Task details:
Repeat the entries that follow verbatim, without any of their pictures.

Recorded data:
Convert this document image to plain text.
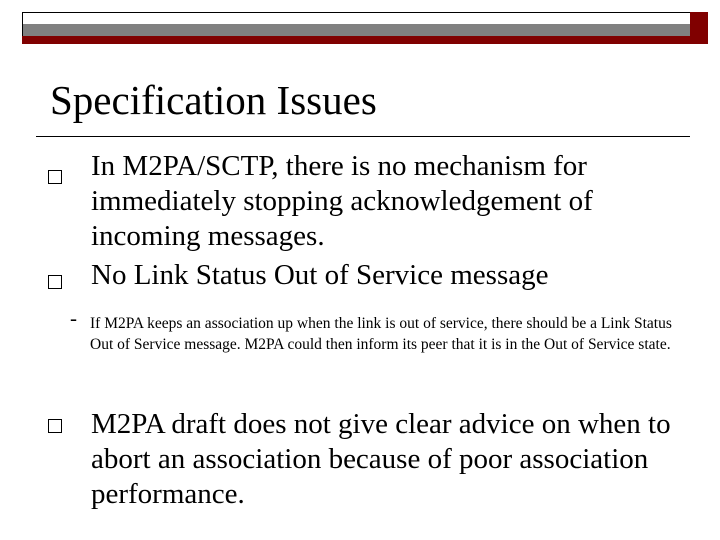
Specification Issues
In M2PA/SCTP, there is no mechanism for immediately stopping acknowledgement of incoming messages.
No Link Status Out of Service message
- If M2PA keeps an association up when the link is out of service, there should be a Link Status Out of Service message. M2PA could then inform its peer that it is in the Out of Service state.
M2PA draft does not give clear advice on when to abort an association because of poor association performance.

Answer to the exercise:
Convert this document image to plain text.
Specification Issues
In M2PA/SCTP, there is no mechanism for immediately stopping acknowledgement of incoming messages.
No Link Status Out of Service message
- If M2PA keeps an association up when the link is out of service, there should be a Link Status Out of Service message. M2PA could then inform its peer that it is in the Out of Service state.
M2PA draft does not give clear advice on when to abort an association because of poor association performance.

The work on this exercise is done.